• Verilen Görev 1:
Aşağıdaki ifadelerin teopolitik metniyle uyuşup uyuşmadığını belirtin. Her biri için evet ya da hayır deyin ve karara dayanak olan sözleri metinden aynen aktarın.
(a) Teopolitik kavramı, dinin referans alınarak siyaset yapılması eylemine işaret eder.
(b) Teopolitik kavramını devreye sokan durumlardan biri, siyasette fiziki coğrafyanın yerine dini coğrafyanın geçmesidir.
(c) Din, jeopolitik kavramının işaret ettiği gerçekliğin unsurları arasında sayılır.
• Verilen Görev 2:
Teopolitik metnine göre şu soruları yanıtlayın:
(a) Din hangi düzeyde stratejilere konu olur?
(b) Teopolitik kavramı nasıl şekillenmiş bir topluma göndermede bulunur?
(c) Bu toplum hangi harita üzerinde siyasete yön verir?
• Verilen Görev 3: Lütfen teopolitik metnini son cümleden sonrasını yazarak sürdürün.

• Sağlanan Metin:
- - -

Jeopolitik kavramının işaret ettiği gerçekliğin unsurları arasında yer alan dinin, bağlı olduğu jeopolitiğin coğrafi sınırlarının dışına taşması, belirli bir jeopolitiğin sınırları içinde ve dışında kendisiyle ulusal ve uluslararası siyasete yön verilmesi, bölgesel ya da küresel düzeyde stratejilere konu olması, kısaca ulusal ve uluslararası siyasette fiziki coğrafyanın yerine dini coğrafyanın geçmesi yeni bir kavramı, teopolitik kavramını devreye sokmaktadır.

Burada kullandığımız teopolitik kavramı dinin referans alınarak kendisiyle siyasetin yapıldığı bir eyleme işaret etmez. Her hangi bir dine göre şekillenmiş toplumun, üzerinde yaşadığı coğrafyada ve onu aşan diğer coğrafi alanlarda dini olarak şekillenen harita üzerinde siyasete yön vermesine göndermede bulunur.

- - -

• Veri Seti Kesitleri:
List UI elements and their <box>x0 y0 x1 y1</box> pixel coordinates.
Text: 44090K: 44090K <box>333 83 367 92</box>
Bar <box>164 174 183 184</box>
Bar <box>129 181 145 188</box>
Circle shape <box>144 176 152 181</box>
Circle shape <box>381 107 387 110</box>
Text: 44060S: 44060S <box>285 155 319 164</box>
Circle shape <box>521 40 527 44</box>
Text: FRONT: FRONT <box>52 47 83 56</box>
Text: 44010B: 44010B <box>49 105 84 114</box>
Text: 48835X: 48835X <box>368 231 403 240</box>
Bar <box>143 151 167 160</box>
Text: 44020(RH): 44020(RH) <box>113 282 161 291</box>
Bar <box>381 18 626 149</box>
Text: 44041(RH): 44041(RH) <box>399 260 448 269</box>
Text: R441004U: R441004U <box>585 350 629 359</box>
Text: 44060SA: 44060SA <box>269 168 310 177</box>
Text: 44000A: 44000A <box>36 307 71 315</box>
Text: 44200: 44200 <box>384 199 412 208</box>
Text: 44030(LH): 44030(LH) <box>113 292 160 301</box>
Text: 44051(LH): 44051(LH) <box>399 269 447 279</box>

- - -

• Görev Çıktısı 1:
(a) Hayır: "Burada kullandığımız teopolitik kavramı dinin referans alınarak kendisiyle siyasetin yapıldığı bir eyleme işaret etmez."
(b) Evet: "kısaca ulusal ve uluslararası siyasette fiziki coğrafyanın yerine dini coğrafyanın geçmesi yeni bir kavramı, teopolitik kavramını devreye sokmaktadır"
(c) Evet: "Jeopolitik kavramının işaret ettiği gerçekliğin unsurları arasında yer alan dinin"

• Görev Çıktısı 2:
(a) Bölgesel ya da küresel düzeyde.
(b) Her hangi bir dine göre şekillenmiş bir topluma.
(c) Dini olarak şekillenen harita üzerinde.

• Görev Çıktısı 3:
Kendisi üzerinde üretilen “Dinlerin ve medeniyetlerin çatışması” gibi  teorilerden,   küresel alanda İslam’ın yeri ve rolünden, dini inanca dayalı olarak hedeflenen ve gerçekleşmesi için yayılmacı bir politika izlenen “arzı mev’ud”dan söz ediliyorsa, bu, dinin ulusal ve uluslar arası siyasete verdiği yöne işaret etmektedir. Bu durumda nasıl ki jeopolitik coğrafyanın siyasi yorumu oluyorsa, teopolitik te dini coğrafyanın siyasi yorumu olmaktadır.   Bu bağlamda teorik olarak İslam’ın jeopolitiğine ilişkin yazılan makale ve kitaplar örneğin daha önce andığımız Thual’ın geliştirdiği “Şia’nın jeopolitiği”aslında bir teopolitik olarak değerlendirilmelidir.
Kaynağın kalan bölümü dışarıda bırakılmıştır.